• _PROVIDED MATERIAL_:
_ _ _ _ _
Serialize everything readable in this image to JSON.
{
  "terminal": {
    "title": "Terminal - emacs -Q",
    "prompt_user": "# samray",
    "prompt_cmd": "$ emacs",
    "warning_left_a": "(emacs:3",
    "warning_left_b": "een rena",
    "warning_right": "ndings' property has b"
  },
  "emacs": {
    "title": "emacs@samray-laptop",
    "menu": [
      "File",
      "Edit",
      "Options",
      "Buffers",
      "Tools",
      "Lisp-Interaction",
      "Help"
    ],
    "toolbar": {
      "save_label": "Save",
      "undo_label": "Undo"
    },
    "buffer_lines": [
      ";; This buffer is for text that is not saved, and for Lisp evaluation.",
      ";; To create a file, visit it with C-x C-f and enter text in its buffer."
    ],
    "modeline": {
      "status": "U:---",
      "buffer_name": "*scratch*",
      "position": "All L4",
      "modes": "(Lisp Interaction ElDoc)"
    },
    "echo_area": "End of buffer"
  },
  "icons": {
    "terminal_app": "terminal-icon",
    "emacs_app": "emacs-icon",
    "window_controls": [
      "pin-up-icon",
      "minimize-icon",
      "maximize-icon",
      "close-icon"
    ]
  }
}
_ _ _ _ _
Output each record exactly, leaving nothing out.

Serialize everything readable in this image to JSON.
{
  "terminal": {
    "title": "Terminal - emacs -Q",
    "prompt_user": "# samray",
    "prompt_cmd": "$ emacs",
    "warning_left_a": "(emacs:3",
    "warning_left_b": "een rena",
    "warning_right": "ndings' property has b"
  },
  "emacs": {
    "title": "emacs@samray-laptop",
    "menu": [
      "File",
      "Edit",
      "Options",
      "Buffers",
      "Tools",
      "Lisp-Interaction",
      "Help"
    ],
    "toolbar": {
      "save_label": "Save",
      "undo_label": "Undo"
    },
    "buffer_lines": [
      ";; This buffer is for text that is not saved, and for Lisp evaluation.",
      ";; To create a file, visit it with C-x C-f and enter text in its buffer."
    ],
    "modeline": {
      "status": "U:---",
      "buffer_name": "*scratch*",
      "position": "All L4",
      "modes": "(Lisp Interaction ElDoc)"
    },
    "echo_area": "End of buffer"
  },
  "icons": {
    "terminal_app": "terminal-icon",
    "emacs_app": "emacs-icon",
    "window_controls": [
      "pin-up-icon",
      "minimize-icon",
      "maximize-icon",
      "close-icon"
    ]
  }
}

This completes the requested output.